- **Stated exercise 1**
Pull out every line of the records that contains the string "button", with case counting.

- **Page text**
----

I have a personal interest in this book because I have an essay in it. Acclaimed Appalachian Noir author, David Joy, sent me note, asking me if I wanted to write an essay about fishing. One of the authors he’d corralled for the project, some New York Times Bestseller, dropped out for whatever reason, which I’m not at all sorry for. I told David, “Hell yeah!”, which is my standard knee-jerk response to pretty much everything.

I didn’t know what I was getting into. I didn’t know how to write an essay. Trust me, it’s a special craft, and one that I highly respect and admire. In fact, the last essay I’d written was my college entrance essay, which I do believe was the only reason they admitted me into the geek squad at UC Irvine. It wasn’t my GPA and certainly not my SAT scores, which was a whopping 840 combined. A monkey on psychedelic drugs could score higher.

----

- **Data for the task**
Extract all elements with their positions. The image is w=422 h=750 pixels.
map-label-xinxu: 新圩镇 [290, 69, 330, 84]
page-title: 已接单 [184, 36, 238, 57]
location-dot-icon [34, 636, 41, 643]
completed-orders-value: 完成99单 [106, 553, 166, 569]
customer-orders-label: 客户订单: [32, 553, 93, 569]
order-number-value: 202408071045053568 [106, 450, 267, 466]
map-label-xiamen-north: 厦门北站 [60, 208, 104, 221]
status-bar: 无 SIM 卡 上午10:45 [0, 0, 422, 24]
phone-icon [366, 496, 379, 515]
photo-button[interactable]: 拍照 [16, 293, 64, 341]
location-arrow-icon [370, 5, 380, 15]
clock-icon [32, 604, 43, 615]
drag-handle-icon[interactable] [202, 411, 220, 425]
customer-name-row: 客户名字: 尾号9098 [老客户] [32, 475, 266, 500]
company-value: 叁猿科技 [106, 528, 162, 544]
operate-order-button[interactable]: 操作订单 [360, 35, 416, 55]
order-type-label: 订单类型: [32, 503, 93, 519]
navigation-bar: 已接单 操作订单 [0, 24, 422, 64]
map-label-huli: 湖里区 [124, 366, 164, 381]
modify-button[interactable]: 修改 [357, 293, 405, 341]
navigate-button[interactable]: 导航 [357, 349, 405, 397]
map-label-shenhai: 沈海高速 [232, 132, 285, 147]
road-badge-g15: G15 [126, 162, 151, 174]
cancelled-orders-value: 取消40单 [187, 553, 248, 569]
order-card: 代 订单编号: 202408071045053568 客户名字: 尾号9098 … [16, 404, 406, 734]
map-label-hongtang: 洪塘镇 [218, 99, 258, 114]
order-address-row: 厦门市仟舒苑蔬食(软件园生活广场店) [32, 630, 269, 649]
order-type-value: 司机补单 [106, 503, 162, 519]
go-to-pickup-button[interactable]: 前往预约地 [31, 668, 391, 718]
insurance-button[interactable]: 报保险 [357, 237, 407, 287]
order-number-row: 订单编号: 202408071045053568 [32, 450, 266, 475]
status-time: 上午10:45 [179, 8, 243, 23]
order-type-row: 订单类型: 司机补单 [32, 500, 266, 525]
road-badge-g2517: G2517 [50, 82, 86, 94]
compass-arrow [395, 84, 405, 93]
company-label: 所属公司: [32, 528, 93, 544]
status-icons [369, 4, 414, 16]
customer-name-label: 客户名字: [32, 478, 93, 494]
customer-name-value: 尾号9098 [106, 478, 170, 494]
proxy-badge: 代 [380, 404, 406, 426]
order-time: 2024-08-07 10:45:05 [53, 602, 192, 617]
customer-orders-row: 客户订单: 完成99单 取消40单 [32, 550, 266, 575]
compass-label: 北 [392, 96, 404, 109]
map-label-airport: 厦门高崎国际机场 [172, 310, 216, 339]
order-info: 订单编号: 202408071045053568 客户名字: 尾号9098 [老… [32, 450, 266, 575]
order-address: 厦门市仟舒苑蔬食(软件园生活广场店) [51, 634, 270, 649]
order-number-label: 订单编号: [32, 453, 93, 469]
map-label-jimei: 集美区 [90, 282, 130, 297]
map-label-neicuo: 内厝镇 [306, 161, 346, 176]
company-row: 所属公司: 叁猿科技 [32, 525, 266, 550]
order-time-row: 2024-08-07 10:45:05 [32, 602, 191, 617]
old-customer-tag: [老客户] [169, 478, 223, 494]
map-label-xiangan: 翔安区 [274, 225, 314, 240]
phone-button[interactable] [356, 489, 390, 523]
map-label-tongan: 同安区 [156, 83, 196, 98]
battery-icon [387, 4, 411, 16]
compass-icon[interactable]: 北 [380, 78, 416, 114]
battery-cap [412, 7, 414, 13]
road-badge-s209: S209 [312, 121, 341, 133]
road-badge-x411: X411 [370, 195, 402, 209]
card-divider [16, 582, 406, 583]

----

- **Stated exercise 2**
Extract everything in the passage about the fishing essay from "I didn’t know what" down to "could score higher.".

- **Written reply 1**
photo-button[interactable]: 拍照 [16, 293, 64, 341]
operate-order-button[interactable]: 操作订单 [360, 35, 416, 55]
modify-button[interactable]: 修改 [357, 293, 405, 341]
navigate-button[interactable]: 导航 [357, 349, 405, 397]
go-to-pickup-button[interactable]: 前往预约地 [31, 668, 391, 718]
insurance-button[interactable]: 报保险 [357, 237, 407, 287]
phone-button[interactable] [356, 489, 390, 523]

- **Written reply 2**
I didn’t know what I was getting into. I didn’t know how to write an essay. Trust me, it’s a special craft, and one that I highly respect and admire. In fact, the last essay I’d written was my college entrance essay, which I do believe was the only reason they admitted me into the geek squad at UC Irvine. It wasn’t my GPA and certainly not my SAT scores, which was a whopping 840 combined. A monkey on psychedelic drugs could score higher.